In your copy, reproduce the entries exactly as they are, minus the images.
═══ Data for this task
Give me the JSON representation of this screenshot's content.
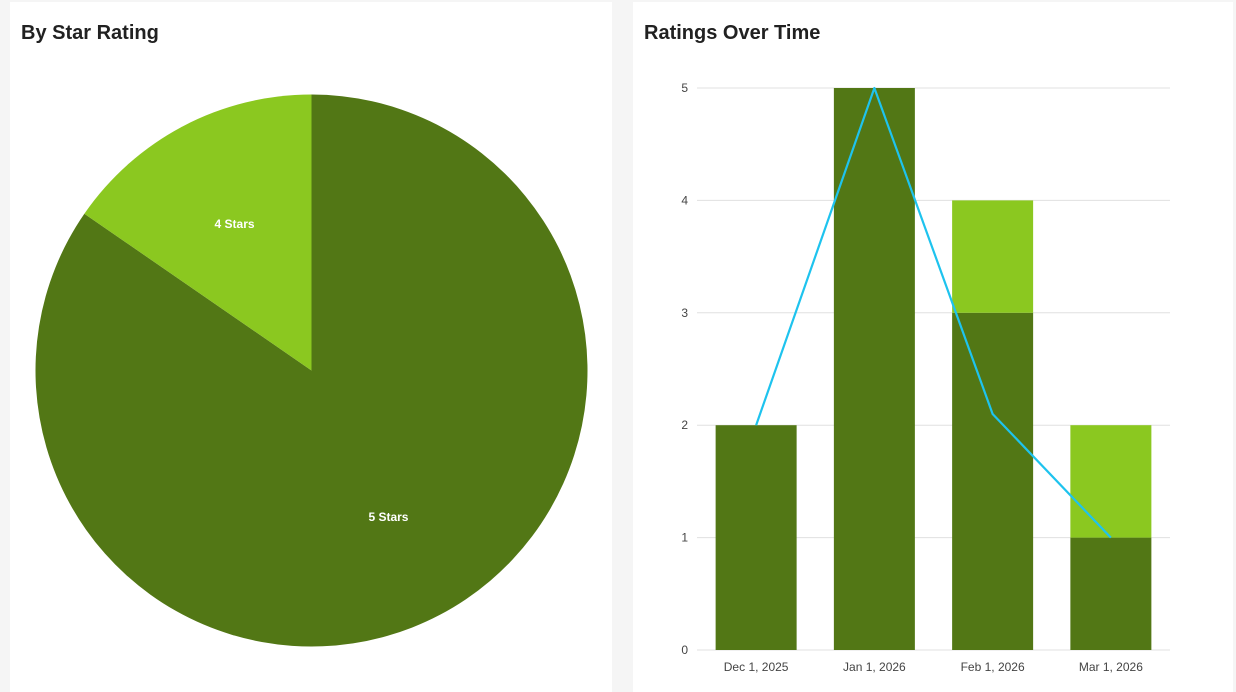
{
  "colors": {
    "five_stars": "#527715",
    "four_stars": "#8bc820",
    "trend_line": "#1ec3ee",
    "grid": "#e0e0e0",
    "tick_text": "#444444",
    "slice_label": "#ffffff"
  },
  "chart_data": [
    {
      "type": "pie",
      "title": "By Star Rating",
      "slices": [
        {
          "label": "5 Stars",
          "value": 11
        },
        {
          "label": "4 Stars",
          "value": 2
        }
      ]
    },
    {
      "type": "bar",
      "stacked": true,
      "title": "Ratings Over Time",
      "categories": [
        "Dec 1, 2025",
        "Jan 1, 2026",
        "Feb 1, 2026",
        "Mar 1, 2026"
      ],
      "series": [
        {
          "key": "five",
          "values": [
            2,
            5,
            3,
            1
          ]
        },
        {
          "key": "four",
          "values": [
            0,
            0,
            1,
            1
          ]
        }
      ],
      "line": {
        "values": [
          2,
          5,
          2.1,
          1
        ]
      },
      "ylim": [
        0,
        5
      ],
      "yticks": [
        "0",
        "1",
        "2",
        "3",
        "4",
        "5"
      ],
      "grid": true
    }
  ]
}
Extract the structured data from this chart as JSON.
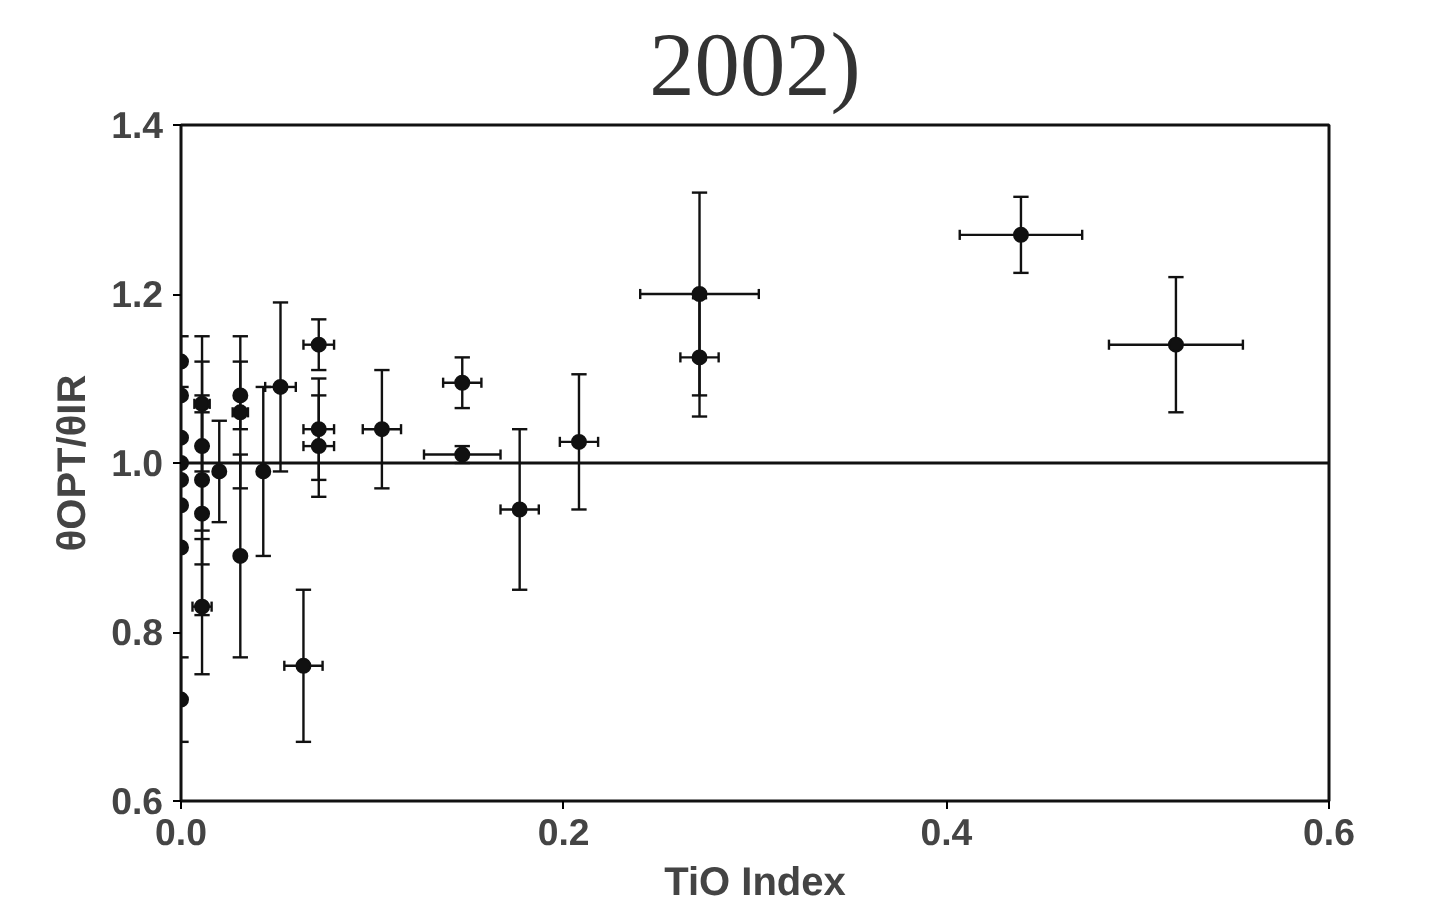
{
  "chart_data": {
    "type": "scatter",
    "title": "2002)",
    "xlabel": "TiO Index",
    "ylabel": "θOPT/θIR",
    "x": [
      0,
      0,
      0,
      0,
      0,
      0,
      0,
      0,
      0.011,
      0.011,
      0.011,
      0.011,
      0.011,
      0.02,
      0.031,
      0.031,
      0.031,
      0.043,
      0.052,
      0.072,
      0.072,
      0.072,
      0.064,
      0.105,
      0.147,
      0.147,
      0.177,
      0.208,
      0.271,
      0.271,
      0.439,
      0.52
    ],
    "values": [
      1.12,
      1.08,
      1.03,
      1.0,
      0.98,
      0.95,
      0.9,
      0.72,
      1.07,
      1.02,
      0.98,
      0.94,
      0.83,
      0.99,
      1.08,
      1.06,
      0.89,
      0.99,
      1.09,
      1.14,
      1.04,
      1.02,
      0.76,
      1.04,
      1.095,
      1.01,
      0.945,
      1.025,
      1.2,
      1.125,
      1.27,
      1.14
    ],
    "errors": [
      0.03,
      null,
      null,
      null,
      null,
      null,
      null,
      0.05,
      0.08,
      0.1,
      0.1,
      0.12,
      0.08,
      0.06,
      0.04,
      0.09,
      0.12,
      0.1,
      0.1,
      0.03,
      0.06,
      0.06,
      0.09,
      0.07,
      0.03,
      0.01,
      0.095,
      0.08,
      0.12,
      0.07,
      0.045,
      0.08
    ],
    "xerrors": [
      null,
      null,
      null,
      null,
      null,
      null,
      null,
      null,
      0.004,
      null,
      null,
      null,
      0.005,
      null,
      null,
      0.004,
      null,
      null,
      0.008,
      0.008,
      0.008,
      0.008,
      0.01,
      0.01,
      0.01,
      0.02,
      0.01,
      0.01,
      0.031,
      0.01,
      0.032,
      0.035
    ],
    "color": "#111111",
    "marker": "circle",
    "xlim": [
      0,
      0.6
    ],
    "ylim": [
      0.6,
      1.4
    ],
    "xticks": [
      {
        "value": 0,
        "label": "0.0"
      },
      0.2,
      0.4,
      0.6
    ],
    "yticks": [
      0.6,
      0.8,
      {
        "value": 1,
        "label": "1.0"
      },
      1.2,
      1.4
    ],
    "ref_lines": [
      {
        "axis": "y",
        "value": 1.0,
        "label": null
      }
    ],
    "grid": false
  }
}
══════
[Result below]:
Give me the JSON representation of this screenshot's content.
{
  "colors": {
    "five_stars": "#527715",
    "four_stars": "#8bc820",
    "trend_line": "#1ec3ee",
    "grid": "#e0e0e0",
    "tick_text": "#444444",
    "slice_label": "#ffffff"
  },
  "chart_data": [
    {
      "type": "pie",
      "title": "By Star Rating",
      "slices": [
        {
          "label": "5 Stars",
          "value": 11
        },
        {
          "label": "4 Stars",
          "value": 2
        }
      ]
    },
    {
      "type": "bar",
      "stacked": true,
      "title": "Ratings Over Time",
      "categories": [
        "Dec 1, 2025",
        "Jan 1, 2026",
        "Feb 1, 2026",
        "Mar 1, 2026"
      ],
      "series": [
        {
          "key": "five",
          "values": [
            2,
            5,
            3,
            1
          ]
        },
        {
          "key": "four",
          "values": [
            0,
            0,
            1,
            1
          ]
        }
      ],
      "line": {
        "values": [
          2,
          5,
          2.1,
          1
        ]
      },
      "ylim": [
        0,
        5
      ],
      "yticks": [
        "0",
        "1",
        "2",
        "3",
        "4",
        "5"
      ],
      "grid": true
    }
  ]
}
Extract the structured data from this chart as JSON.
{
  "chart_data": {
    "type": "scatter",
    "title": "2002)",
    "xlabel": "TiO Index",
    "ylabel": "θOPT/θIR",
    "x": [
      0,
      0,
      0,
      0,
      0,
      0,
      0,
      0,
      0.011,
      0.011,
      0.011,
      0.011,
      0.011,
      0.02,
      0.031,
      0.031,
      0.031,
      0.043,
      0.052,
      0.072,
      0.072,
      0.072,
      0.064,
      0.105,
      0.147,
      0.147,
      0.177,
      0.208,
      0.271,
      0.271,
      0.439,
      0.52
    ],
    "values": [
      1.12,
      1.08,
      1.03,
      1.0,
      0.98,
      0.95,
      0.9,
      0.72,
      1.07,
      1.02,
      0.98,
      0.94,
      0.83,
      0.99,
      1.08,
      1.06,
      0.89,
      0.99,
      1.09,
      1.14,
      1.04,
      1.02,
      0.76,
      1.04,
      1.095,
      1.01,
      0.945,
      1.025,
      1.2,
      1.125,
      1.27,
      1.14
    ],
    "errors": [
      0.03,
      null,
      null,
      null,
      null,
      null,
      null,
      0.05,
      0.08,
      0.1,
      0.1,
      0.12,
      0.08,
      0.06,
      0.04,
      0.09,
      0.12,
      0.1,
      0.1,
      0.03,
      0.06,
      0.06,
      0.09,
      0.07,
      0.03,
      0.01,
      0.095,
      0.08,
      0.12,
      0.07,
      0.045,
      0.08
    ],
    "xerrors": [
      null,
      null,
      null,
      null,
      null,
      null,
      null,
      null,
      0.004,
      null,
      null,
      null,
      0.005,
      null,
      null,
      0.004,
      null,
      null,
      0.008,
      0.008,
      0.008,
      0.008,
      0.01,
      0.01,
      0.01,
      0.02,
      0.01,
      0.01,
      0.031,
      0.01,
      0.032,
      0.035
    ],
    "color": "#111111",
    "marker": "circle",
    "xlim": [
      0,
      0.6
    ],
    "ylim": [
      0.6,
      1.4
    ],
    "xticks": [
      {
        "value": 0,
        "label": "0.0"
      },
      0.2,
      0.4,
      0.6
    ],
    "yticks": [
      0.6,
      0.8,
      {
        "value": 1,
        "label": "1.0"
      },
      1.2,
      1.4
    ],
    "ref_lines": [
      {
        "axis": "y",
        "value": 1.0,
        "label": null
      }
    ],
    "grid": false
  }
}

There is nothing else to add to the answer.